- **Records from a collection**
========
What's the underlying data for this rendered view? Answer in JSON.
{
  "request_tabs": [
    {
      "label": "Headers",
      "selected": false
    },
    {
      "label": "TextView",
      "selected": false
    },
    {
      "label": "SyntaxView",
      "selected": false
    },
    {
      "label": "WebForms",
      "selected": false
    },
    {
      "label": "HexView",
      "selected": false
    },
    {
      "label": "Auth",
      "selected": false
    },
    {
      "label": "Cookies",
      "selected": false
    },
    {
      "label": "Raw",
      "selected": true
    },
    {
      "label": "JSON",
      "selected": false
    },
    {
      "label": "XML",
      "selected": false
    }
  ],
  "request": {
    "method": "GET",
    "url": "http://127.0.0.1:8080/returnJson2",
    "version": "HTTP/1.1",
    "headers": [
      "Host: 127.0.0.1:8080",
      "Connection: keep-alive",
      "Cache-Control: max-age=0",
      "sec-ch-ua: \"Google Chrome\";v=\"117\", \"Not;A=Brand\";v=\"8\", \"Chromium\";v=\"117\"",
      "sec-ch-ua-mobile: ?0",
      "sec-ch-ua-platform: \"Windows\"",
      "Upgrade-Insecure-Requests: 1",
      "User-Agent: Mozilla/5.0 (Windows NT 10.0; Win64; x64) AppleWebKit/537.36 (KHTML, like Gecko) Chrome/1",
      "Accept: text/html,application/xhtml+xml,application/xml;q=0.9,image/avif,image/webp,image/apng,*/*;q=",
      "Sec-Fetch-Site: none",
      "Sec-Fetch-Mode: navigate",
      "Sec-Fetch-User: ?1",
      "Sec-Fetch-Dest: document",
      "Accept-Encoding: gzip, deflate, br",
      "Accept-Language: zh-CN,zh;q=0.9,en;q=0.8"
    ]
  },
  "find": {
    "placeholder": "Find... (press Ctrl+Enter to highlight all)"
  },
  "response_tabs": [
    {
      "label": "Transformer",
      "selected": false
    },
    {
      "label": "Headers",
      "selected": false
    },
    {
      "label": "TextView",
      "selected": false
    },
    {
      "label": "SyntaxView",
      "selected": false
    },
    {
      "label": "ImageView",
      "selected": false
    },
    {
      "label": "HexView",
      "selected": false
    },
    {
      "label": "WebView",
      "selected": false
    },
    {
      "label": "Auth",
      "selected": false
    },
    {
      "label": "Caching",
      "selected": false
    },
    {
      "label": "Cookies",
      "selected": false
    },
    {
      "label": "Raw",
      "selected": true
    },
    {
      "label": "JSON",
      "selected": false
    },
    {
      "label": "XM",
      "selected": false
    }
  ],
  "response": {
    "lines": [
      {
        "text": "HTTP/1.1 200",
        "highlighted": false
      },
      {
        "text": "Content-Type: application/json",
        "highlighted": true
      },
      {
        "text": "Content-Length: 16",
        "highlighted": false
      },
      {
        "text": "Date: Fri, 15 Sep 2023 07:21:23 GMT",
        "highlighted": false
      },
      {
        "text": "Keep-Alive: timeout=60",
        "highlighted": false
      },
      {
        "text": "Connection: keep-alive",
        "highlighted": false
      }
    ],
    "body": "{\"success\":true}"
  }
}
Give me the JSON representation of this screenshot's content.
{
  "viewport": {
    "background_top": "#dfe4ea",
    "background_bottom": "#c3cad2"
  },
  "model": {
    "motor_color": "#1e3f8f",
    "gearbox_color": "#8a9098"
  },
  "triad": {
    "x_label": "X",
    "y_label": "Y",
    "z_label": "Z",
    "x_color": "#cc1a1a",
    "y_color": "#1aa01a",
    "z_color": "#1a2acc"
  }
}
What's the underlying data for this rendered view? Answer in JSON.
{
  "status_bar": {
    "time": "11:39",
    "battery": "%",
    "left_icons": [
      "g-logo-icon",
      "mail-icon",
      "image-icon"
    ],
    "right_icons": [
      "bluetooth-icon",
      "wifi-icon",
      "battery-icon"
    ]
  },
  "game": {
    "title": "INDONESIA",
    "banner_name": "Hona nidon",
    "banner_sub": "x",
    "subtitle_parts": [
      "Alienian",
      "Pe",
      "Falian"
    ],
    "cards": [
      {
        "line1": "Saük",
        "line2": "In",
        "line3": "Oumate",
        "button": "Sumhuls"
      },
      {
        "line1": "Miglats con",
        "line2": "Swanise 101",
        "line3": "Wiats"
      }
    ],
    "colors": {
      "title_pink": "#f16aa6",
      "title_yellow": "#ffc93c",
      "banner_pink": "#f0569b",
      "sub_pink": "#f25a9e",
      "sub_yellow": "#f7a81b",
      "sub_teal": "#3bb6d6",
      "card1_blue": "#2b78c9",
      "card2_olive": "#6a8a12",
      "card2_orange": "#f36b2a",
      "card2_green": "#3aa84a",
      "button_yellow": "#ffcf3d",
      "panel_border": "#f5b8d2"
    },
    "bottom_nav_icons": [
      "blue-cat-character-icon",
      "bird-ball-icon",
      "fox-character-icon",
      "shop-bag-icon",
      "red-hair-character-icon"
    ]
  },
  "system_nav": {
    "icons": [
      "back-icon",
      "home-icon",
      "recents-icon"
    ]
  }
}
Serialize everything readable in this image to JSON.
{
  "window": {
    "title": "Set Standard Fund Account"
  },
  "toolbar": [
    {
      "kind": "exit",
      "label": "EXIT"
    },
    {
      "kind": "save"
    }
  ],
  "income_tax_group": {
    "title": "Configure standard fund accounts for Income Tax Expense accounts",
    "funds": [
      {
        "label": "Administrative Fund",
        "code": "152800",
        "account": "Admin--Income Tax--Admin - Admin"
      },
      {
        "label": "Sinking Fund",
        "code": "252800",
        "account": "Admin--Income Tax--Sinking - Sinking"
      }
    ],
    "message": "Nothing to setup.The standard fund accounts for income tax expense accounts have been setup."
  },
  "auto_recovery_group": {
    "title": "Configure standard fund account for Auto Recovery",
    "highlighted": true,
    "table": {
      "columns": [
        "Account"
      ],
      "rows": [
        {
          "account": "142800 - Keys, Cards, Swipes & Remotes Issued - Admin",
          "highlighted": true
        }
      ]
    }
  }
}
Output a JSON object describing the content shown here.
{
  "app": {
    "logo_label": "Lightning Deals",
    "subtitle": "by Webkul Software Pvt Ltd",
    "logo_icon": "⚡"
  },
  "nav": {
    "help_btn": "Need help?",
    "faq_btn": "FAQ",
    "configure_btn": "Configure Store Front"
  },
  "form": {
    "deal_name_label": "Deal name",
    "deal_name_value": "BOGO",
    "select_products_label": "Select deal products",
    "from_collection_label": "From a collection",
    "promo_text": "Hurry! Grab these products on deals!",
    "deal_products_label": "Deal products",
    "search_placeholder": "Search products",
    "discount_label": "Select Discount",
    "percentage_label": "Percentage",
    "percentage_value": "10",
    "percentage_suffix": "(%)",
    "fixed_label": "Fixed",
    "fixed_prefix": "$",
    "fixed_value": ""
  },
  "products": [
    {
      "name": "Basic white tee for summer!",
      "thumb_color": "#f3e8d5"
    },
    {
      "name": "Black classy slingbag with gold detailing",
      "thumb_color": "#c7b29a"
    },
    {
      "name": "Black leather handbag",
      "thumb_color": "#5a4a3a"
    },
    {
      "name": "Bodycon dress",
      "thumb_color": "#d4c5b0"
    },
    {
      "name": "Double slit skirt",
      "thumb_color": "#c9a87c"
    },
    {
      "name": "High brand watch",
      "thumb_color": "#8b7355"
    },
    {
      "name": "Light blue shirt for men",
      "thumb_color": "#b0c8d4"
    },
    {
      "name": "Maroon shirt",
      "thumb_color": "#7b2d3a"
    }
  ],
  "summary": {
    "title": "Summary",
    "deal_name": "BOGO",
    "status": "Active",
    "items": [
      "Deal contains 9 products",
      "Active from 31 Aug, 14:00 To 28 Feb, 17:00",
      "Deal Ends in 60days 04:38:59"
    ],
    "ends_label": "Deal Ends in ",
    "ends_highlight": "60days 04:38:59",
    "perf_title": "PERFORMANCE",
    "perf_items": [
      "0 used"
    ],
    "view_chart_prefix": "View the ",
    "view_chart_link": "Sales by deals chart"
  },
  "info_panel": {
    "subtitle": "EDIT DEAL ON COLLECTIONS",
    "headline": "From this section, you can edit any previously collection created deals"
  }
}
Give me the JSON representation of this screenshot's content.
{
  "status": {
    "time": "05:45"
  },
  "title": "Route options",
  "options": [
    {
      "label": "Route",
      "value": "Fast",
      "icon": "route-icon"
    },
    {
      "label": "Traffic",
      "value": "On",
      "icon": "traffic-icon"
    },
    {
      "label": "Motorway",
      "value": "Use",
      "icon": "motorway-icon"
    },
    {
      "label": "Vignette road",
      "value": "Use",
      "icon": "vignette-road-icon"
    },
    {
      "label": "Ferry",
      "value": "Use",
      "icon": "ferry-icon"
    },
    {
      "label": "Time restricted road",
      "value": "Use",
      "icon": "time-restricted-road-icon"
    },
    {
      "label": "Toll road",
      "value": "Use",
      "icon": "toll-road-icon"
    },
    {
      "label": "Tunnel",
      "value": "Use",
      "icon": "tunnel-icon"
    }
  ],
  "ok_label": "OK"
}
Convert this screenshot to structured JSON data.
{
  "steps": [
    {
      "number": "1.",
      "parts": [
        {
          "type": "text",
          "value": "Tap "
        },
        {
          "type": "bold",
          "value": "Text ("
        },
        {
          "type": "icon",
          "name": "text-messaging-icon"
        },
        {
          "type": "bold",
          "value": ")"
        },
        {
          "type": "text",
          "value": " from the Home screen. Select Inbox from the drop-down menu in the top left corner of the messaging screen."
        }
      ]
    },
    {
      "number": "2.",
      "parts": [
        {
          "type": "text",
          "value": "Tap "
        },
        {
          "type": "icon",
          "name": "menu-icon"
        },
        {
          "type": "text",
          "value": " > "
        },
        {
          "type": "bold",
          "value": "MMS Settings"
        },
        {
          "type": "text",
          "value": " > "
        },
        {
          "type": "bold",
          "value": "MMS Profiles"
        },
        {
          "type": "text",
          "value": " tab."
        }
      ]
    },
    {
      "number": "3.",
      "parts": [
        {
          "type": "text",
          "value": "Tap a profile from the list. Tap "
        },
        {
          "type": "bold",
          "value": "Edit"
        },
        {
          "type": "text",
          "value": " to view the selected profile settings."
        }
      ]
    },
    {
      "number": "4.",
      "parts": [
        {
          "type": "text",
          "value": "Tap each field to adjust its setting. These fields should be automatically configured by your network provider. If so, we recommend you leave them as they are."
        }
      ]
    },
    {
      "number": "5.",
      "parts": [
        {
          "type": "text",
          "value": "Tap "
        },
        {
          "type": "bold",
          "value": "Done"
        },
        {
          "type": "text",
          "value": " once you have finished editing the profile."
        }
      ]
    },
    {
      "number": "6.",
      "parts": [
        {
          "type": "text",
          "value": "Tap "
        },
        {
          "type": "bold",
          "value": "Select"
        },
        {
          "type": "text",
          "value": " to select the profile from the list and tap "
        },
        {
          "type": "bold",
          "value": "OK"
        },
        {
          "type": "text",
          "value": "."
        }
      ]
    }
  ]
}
========
- **What is being asked**
Pick out the lines that contain "accounts" and copy them.

- **Output for this task**
    "title": "Configure standard fund accounts for Income Tax Expense accounts",
    "message": "Nothing to setup.The standard fund accounts for income tax expense accounts have been setup."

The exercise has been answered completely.